▶ **Given request**:
Copy, in full, each line of the material that holds the word "економічних".

▶ **Data supplied**:
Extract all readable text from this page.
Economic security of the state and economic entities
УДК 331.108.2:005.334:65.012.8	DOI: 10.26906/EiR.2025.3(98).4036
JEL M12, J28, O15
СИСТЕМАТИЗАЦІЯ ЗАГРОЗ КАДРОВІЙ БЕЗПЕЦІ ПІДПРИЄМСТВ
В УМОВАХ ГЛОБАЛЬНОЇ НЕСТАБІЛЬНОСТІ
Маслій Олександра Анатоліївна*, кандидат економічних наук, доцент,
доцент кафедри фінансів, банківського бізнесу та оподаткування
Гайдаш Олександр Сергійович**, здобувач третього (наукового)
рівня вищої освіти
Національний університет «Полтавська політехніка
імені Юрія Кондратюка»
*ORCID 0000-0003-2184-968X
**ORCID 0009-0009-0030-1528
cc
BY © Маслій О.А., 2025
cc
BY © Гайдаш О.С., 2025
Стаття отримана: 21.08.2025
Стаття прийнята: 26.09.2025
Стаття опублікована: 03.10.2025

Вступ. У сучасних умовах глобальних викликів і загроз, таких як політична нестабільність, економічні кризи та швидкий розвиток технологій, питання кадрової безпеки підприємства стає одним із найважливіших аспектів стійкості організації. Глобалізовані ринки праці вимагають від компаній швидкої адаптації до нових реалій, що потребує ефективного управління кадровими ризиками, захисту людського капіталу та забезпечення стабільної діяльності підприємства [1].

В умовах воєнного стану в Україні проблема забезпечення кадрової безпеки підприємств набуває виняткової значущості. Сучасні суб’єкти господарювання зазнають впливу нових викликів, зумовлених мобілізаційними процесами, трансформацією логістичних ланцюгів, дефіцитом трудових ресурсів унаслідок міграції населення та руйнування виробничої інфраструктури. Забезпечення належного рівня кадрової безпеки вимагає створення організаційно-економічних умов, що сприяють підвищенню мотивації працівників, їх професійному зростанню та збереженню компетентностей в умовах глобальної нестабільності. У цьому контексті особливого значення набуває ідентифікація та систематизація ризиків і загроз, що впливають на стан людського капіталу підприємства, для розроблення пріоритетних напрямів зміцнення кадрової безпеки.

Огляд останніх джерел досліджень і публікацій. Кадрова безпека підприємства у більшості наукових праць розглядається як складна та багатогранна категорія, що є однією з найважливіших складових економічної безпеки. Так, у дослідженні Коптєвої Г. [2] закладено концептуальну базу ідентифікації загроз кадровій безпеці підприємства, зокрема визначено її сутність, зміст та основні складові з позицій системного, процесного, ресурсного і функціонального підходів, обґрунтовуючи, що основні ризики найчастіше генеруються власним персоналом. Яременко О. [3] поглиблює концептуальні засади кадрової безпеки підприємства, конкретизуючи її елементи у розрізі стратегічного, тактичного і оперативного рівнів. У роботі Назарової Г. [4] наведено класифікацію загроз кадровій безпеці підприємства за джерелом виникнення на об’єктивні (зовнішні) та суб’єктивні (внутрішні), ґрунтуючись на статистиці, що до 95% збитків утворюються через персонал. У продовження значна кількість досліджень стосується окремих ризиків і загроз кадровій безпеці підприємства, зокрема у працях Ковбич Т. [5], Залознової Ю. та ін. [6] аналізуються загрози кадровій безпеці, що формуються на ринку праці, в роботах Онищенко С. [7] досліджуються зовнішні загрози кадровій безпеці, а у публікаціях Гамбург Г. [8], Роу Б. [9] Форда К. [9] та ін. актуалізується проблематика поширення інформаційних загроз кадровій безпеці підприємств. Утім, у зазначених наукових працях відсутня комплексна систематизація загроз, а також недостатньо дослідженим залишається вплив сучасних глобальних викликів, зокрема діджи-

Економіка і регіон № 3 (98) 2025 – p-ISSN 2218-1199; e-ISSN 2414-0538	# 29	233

▶ **Solution to this exercise**:
Маслій Олександра Анатоліївна*, кандидат економічних наук, доцент,
В умовах воєнного стану в Україні проблема забезпечення кадрової безпеки підприємств набуває виняткової значущості. Сучасні суб’єкти господарювання зазнають впливу нових викликів, зумовлених мобілізаційними процесами, трансформацією логістичних ланцюгів, дефіцитом трудових ресурсів унаслідок міграції населення та руйнування виробничої інфраструктури. Забезпечення належного рівня кадрової безпеки вимагає створення організаційно-економічних умов, що сприяють підвищенню мотивації працівників, їх професійному зростанню та збереженню компетентностей в умовах глобальної нестабільності. У цьому контексті особливого значення набуває ідентифікація та систематизація ризиків і загроз, що впливають на стан людського капіталу підприємства, для розроблення пріоритетних напрямів зміцнення кадрової безпеки.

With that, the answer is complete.